- **DOCUMENT EXTRACT**:
>>>>>

2) Constable Clark’s Evidence
[73] In my view, standing alone, an observation of some unknown pills contained in a plastic bag within a prescription pill bottle could not provide a lawful basis to arrest someone for the illegal possession of a controlled substance. However, the same is not true of an observation of a white powdery substance packaged as was the cocaine in this case. In my view, that observation could satisfy the objective component of the reasonable grounds requirement to effect a warrantless arrest[Emphasis by PJM]
[74] Therefore, the essential question is whether I accept that Cst. Clark observed a small plastic bag containing a white powdery substance at the bottom of the pill bottle under a Ziploc bag containing 40 pills, from where Cst. Clark was positioned on the road. The answer demands a detailed review Cst. Clark’s evidence.
i. Constable Clark’s Drug Training & Experience
[78]….This means Cst. Clark likely had less than two dozen drug trafficking investigations under his belt as of April 2022, three years prior.
[80] Those descriptions of experience are as far as he went. Apart from general references to experience, Cst. Clark never meaningfully articulated how his experience informed his thought processes and decision-making when it came to formulating his grounds to arrest Mr. Khan.
[81] For example, when asked of the significance to him of the pill bottle not having a cover, Cst. Clark said, “No direct meaning to the cap being off, other than it being used to store and transport illicit substances, in my experience”.
[82] This statement suggests the cap being off the pill bottle was a probative consideration for Cst. Clark “in [his] experience”. However, Cst. Clark does not explain why that is so.
[83] At no point does the witness allude to how many of his prior drug investigations involved encounters with drug users or traffickers employing legitimate prescription containers to carry illicit substances. Similarly, Cst. Clark does not explain when or how he learned that a capless prescription pill bottle is a telltale sign of a person illegally possessing drugs within the meaning of the Controlled Drugs and Substances Act, SC 1996, c 19.
[84] Without this information I am reluctant to attribute any meaningful consideration to the fact of a pill bottle being uncapped as it relates to the grounds to arrest someone for possessing a controlled substance.
[87] Constable Clark’s answers demonstrate that he attributed investigatory significance to a scratched off or deface label (a subject I will return to later in these reasons). However, Cst. Clark’s evidence does not establish a connection between that purported observation and the content of his experience that would permit the Court to independently evaluate the reasonableness of his assessment.

<<<<<

- **MATERIAL PROVIDED**:

>>>>>

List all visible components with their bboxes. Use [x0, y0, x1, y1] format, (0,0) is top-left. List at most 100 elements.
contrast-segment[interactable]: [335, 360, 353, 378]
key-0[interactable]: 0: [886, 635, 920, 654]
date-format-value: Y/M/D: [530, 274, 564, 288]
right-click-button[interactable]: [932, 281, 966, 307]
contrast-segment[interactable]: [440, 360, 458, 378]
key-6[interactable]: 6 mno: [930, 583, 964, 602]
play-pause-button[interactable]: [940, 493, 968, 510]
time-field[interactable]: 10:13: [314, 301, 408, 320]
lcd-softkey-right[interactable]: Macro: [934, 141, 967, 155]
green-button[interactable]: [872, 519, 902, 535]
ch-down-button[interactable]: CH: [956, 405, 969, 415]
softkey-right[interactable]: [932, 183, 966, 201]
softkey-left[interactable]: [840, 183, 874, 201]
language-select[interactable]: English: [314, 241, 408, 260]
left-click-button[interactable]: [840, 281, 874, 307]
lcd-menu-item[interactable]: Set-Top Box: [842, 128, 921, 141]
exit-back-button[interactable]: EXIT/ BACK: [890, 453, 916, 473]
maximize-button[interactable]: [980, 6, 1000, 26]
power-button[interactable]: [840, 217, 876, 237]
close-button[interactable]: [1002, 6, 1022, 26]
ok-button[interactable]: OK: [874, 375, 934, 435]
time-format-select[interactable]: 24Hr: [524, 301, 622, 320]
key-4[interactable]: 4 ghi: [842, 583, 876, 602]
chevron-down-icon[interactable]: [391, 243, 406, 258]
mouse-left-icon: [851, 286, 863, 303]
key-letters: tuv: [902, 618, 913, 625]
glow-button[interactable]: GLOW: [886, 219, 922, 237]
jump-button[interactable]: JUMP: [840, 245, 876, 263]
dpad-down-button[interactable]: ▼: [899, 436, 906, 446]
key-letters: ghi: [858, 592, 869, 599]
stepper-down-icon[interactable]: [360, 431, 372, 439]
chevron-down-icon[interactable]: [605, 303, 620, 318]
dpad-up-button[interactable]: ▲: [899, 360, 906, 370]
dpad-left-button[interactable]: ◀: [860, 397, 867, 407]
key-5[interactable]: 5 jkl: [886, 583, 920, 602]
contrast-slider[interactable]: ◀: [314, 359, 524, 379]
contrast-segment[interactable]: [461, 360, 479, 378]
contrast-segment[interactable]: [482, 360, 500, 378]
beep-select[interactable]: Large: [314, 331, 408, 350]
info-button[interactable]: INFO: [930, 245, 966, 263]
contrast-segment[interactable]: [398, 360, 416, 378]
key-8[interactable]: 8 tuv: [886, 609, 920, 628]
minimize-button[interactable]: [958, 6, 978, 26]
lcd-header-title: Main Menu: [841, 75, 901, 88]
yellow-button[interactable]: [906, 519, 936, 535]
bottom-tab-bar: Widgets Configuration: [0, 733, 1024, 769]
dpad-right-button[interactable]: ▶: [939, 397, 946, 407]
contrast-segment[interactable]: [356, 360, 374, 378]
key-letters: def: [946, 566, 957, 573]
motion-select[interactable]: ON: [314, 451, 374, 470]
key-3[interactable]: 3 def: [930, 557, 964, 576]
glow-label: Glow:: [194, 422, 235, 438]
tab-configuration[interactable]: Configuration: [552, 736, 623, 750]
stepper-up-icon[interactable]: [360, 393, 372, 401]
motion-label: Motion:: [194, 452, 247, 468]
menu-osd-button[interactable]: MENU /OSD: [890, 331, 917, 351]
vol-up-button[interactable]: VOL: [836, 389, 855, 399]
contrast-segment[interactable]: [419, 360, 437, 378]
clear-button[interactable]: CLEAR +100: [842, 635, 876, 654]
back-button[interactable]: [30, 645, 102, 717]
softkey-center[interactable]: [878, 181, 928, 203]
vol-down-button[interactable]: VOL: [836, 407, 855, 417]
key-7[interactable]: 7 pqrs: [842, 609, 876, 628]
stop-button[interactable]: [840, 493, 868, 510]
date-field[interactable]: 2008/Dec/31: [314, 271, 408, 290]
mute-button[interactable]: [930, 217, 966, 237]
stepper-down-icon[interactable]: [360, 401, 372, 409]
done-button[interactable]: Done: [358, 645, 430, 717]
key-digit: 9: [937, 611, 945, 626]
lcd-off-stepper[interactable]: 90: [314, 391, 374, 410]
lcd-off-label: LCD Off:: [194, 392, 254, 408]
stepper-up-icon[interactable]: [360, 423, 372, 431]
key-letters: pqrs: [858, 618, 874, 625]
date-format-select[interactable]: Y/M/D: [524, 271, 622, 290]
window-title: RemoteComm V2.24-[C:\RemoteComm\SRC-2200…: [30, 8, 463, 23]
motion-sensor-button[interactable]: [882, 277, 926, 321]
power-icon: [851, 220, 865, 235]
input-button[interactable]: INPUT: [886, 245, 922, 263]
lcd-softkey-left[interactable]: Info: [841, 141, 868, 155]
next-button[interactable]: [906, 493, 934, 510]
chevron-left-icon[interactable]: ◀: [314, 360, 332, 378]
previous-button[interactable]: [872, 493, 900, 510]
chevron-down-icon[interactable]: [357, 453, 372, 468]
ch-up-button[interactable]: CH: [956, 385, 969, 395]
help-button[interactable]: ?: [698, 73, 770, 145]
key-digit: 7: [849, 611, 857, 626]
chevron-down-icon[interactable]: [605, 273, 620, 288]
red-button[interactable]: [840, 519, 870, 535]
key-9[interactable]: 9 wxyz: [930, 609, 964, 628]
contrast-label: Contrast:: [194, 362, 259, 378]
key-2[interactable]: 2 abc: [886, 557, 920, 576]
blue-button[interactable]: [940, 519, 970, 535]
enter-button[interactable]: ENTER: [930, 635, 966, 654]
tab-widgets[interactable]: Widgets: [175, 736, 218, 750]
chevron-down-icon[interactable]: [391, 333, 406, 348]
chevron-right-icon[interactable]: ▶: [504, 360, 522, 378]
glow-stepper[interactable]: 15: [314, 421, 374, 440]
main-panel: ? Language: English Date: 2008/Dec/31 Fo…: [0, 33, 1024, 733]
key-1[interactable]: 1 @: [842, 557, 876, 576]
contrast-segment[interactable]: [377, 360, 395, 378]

<<<<<

- **TASK REQUIREMENTS**:
1) For the ruling on Constable Clark's evidence, decide whether each statement agrees with it. Give yes or no, and quote the words of the ruling that decide it.
(a) An observation of unknown pills in a plastic bag within a prescription pill bottle, standing alone, could provide a lawful basis for arrest.
(b) Cst. Clark testified that the missing cap had no direct meaning apart from the bottle being used to store and transport illicit substances.
(c) Cst. Clark explained when and how he learned that a capless prescription pill bottle signals illegal drug possession.
2) Carry on the ruling on Constable Clark's evidence from the point at which it stops.
The material shown here comes from a different source than the ruling on Constable Clark's evidence.

- **RESPONSES PER TASK**:
1)
(a) No: "could not provide a lawful basis to arrest someone for the illegal possession of a controlled substance"
(b) Yes: "No direct meaning to the cap being off, other than it being used to store and transport illicit substances, in my experience"
(c) No: "Cst. Clark does not explain when or how he learned that a capless prescription pill bottle is a telltale sign of a person illegally possessing drugs"

2)
ii. Constable Clark’s observations of the pill bottle
[89]….Following is a summary of the salient aspects of Cst. Clark’s testimony regarding his observations.
[90] Constable Clark made his observations at approximately 1:00 am from his position standing on the road next to the driver’s door looking through an open window with the aid of a flashlight. Constable Clark described observing the pill bottle in the void underneath the portion of the dash housing the radio and temperature controls. I understood this “void” to mean a receptacle under the dash that was separate from the centre console.
[91] Constable Clark testified that from his position, he could see a blue pill bottle that looked like it had the label scratched off, with no cap or cover on it. He said that within the pill bottle he could clearly see there was a transparent plastic baggie that contained an unknown number of pills and a second baggie containing a white powdery substance.
[92] Constable Clark described the orientation of the pill bottle as laying on its side with the open-end facing toward the gear shifter and cabin of the vehicle. From his position, Cst. Clark described his viewing angle relative to the pill bottle to be approximately 45 degrees.
[93] When asked why he thought the label had been scratched off, Cst. Clark testified that he could see some blue plastic through the label and that he “could see the label was cut and peeling”.
[94] When asked why he believed the white powdery substance to be cocaine, Cst. Clark explained that he believes any white powdery substance he comes across in a drug investigation is cocaine. He also placed significance on the way the white powder was packaged, which he testified he could see from outside of the vehicle.
[95] Constable Clark’s evidence on these points is repeated in full below.
In my experience, conducting drug trafficking investigations, simple possession, any white powdery substance that I do locate, especially if it comes along with pills, is identified as almost like a party drug. And that’s why I believed it to be cocaine.
And also the way that it was bagged within the pill bottle. It’s very typical for anyone – drug users, drug traffickers – to package it by cutting the corner of a sandwich bag or a plastic bag, placing it in that corner, and then tying it back up. And that’s what it looked like to me when I could see it from the driver’s side window. [Emphasis added]
iii. The reliability and credibility of Constable Clark’s evidence
[97] For the following reasons, I have concerns over both the reliability and credibility of Cst. Clark’s evidence.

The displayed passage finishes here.